## Begin Data

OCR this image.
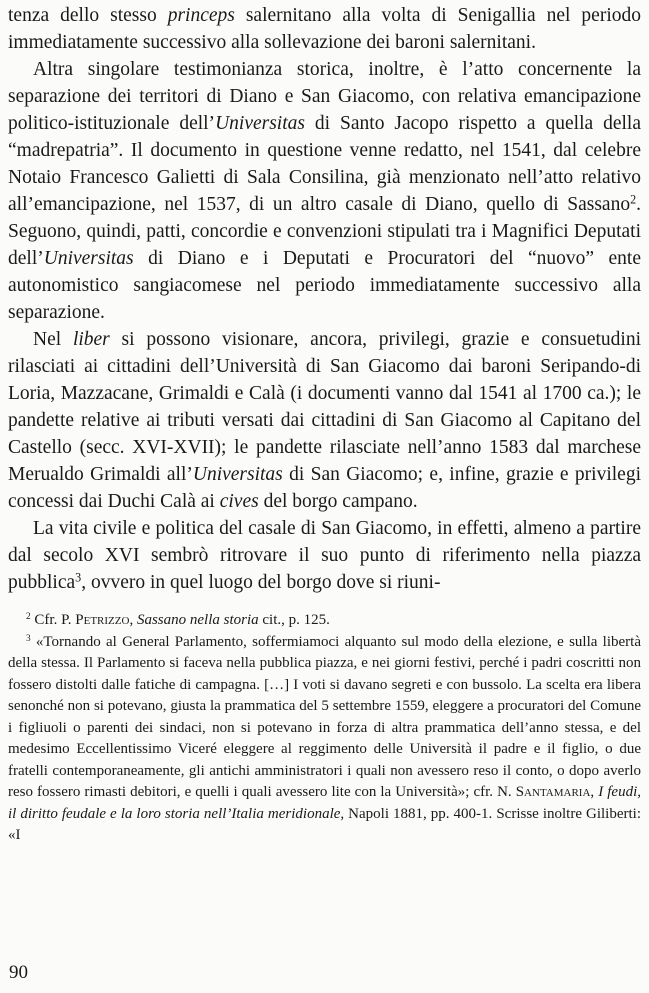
tenza dello stesso princeps salernitano alla volta di Senigallia nel periodo immediatamente successivo alla sollevazione dei baroni salernitani.

Altra singolare testimonianza storica, inoltre, è l’atto concernente la separazione dei territori di Diano e San Giacomo, con relativa emancipazione politico-istituzionale dell’Universitas di Santo Jacopo rispetto a quella della “madrepatria”. Il documento in questione venne redatto, nel 1541, dal celebre Notaio Francesco Galietti di Sala Consilina, già menzionato nell’atto relativo all’emancipazione, nel 1537, di un altro casale di Diano, quello di Sassano$^2$. Seguono, quindi, patti, concordie e convenzioni stipulati tra i Magnifici Deputati dell’Universitas di Diano e i Deputati e Procuratori del “nuovo” ente autonomistico sangiacomese nel periodo immediatamente successivo alla separazione.

Nel liber si possono visionare, ancora, privilegi, grazie e consuetudini rilasciati ai cittadini dell’Università di San Giacomo dai baroni Seripando-di Loria, Mazzacane, Grimaldi e Calà (i documenti vanno dal 1541 al 1700 ca.); le pandette relative ai tributi versati dai cittadini di San Giacomo al Capitano del Castello (secc. XVI-XVII); le pandette rilasciate nell’anno 1583 dal marchese Merualdo Grimaldi all’Universitas di San Giacomo; e, infine, grazie e privilegi concessi dai Duchi Calà ai cives del borgo campano.

La vita civile e politica del casale di San Giacomo, in effetti, almeno a partire dal secolo XVI sembrò ritrovare il suo punto di riferimento nella piazza pubblica$^3$, ovvero in quel luogo del borgo dove si riuni-

$^2$ Cfr. P. Petrizzo, Sassano nella storia cit., p. 125.

$^3$ «Tornando al General Parlamento, soffermiamoci alquanto sul modo della elezione, e sulla libertà della stessa. Il Parlamento si faceva nella pubblica piazza, e nei giorni festivi, perché i padri coscritti non fossero distolti dalle fatiche di campagna. […] I voti si davano segreti e con bussolo. La scelta era libera senonché non si potevano, giusta la prammatica del 5 settembre 1559, eleggere a procuratori del Comune i figliuoli o parenti dei sindaci, non si potevano in forza di altra prammatica dell’anno stessa, e del medesimo Eccellentissimo Viceré eleggere al reggimento delle Università il padre e il figlio, o due fratelli contemporaneamente, gli antichi amministratori i quali non avessero reso il conto, o dopo averlo reso fossero rimasti debitori, e quelli i quali avessero lite con la Università»; cfr. N. Santamaria, I feudi, il diritto feudale e la loro storia nell’Italia meridionale, Napoli 1881, pp. 400-1. Scrisse inoltre Giliberti: «I

90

## End Data

▶ _Short exercise_:
Leave the pictures out and print the records above exactly as they stand.

▶ _Written answer_:
OCR this image.
tenza dello stesso princeps salernitano alla volta di Senigallia nel periodo immediatamente successivo alla sollevazione dei baroni salernitani.

Altra singolare testimonianza storica, inoltre, è l’atto concernente la separazione dei territori di Diano e San Giacomo, con relativa emancipazione politico-istituzionale dell’Universitas di Santo Jacopo rispetto a quella della “madrepatria”. Il documento in questione venne redatto, nel 1541, dal celebre Notaio Francesco Galietti di Sala Consilina, già menzionato nell’atto relativo all’emancipazione, nel 1537, di un altro casale di Diano, quello di Sassano$^2$. Seguono, quindi, patti, concordie e convenzioni stipulati tra i Magnifici Deputati dell’Universitas di Diano e i Deputati e Procuratori del “nuovo” ente autonomistico sangiacomese nel periodo immediatamente successivo alla separazione.

Nel liber si possono visionare, ancora, privilegi, grazie e consuetudini rilasciati ai cittadini dell’Università di San Giacomo dai baroni Seripando-di Loria, Mazzacane, Grimaldi e Calà (i documenti vanno dal 1541 al 1700 ca.); le pandette relative ai tributi versati dai cittadini di San Giacomo al Capitano del Castello (secc. XVI-XVII); le pandette rilasciate nell’anno 1583 dal marchese Merualdo Grimaldi all’Universitas di San Giacomo; e, infine, grazie e privilegi concessi dai Duchi Calà ai cives del borgo campano.

La vita civile e politica del casale di San Giacomo, in effetti, almeno a partire dal secolo XVI sembrò ritrovare il suo punto di riferimento nella piazza pubblica$^3$, ovvero in quel luogo del borgo dove si riuni-

$^2$ Cfr. P. Petrizzo, Sassano nella storia cit., p. 125.

$^3$ «Tornando al General Parlamento, soffermiamoci alquanto sul modo della elezione, e sulla libertà della stessa. Il Parlamento si faceva nella pubblica piazza, e nei giorni festivi, perché i padri coscritti non fossero distolti dalle fatiche di campagna. […] I voti si davano segreti e con bussolo. La scelta era libera senonché non si potevano, giusta la prammatica del 5 settembre 1559, eleggere a procuratori del Comune i figliuoli o parenti dei sindaci, non si potevano in forza di altra prammatica dell’anno stessa, e del medesimo Eccellentissimo Viceré eleggere al reggimento delle Università il padre e il figlio, o due fratelli contemporaneamente, gli antichi amministratori i quali non avessero reso il conto, o dopo averlo reso fossero rimasti debitori, e quelli i quali avessero lite con la Università»; cfr. N. Santamaria, I feudi, il diritto feudale e la loro storia nell’Italia meridionale, Napoli 1881, pp. 400-1. Scrisse inoltre Giliberti: «I

90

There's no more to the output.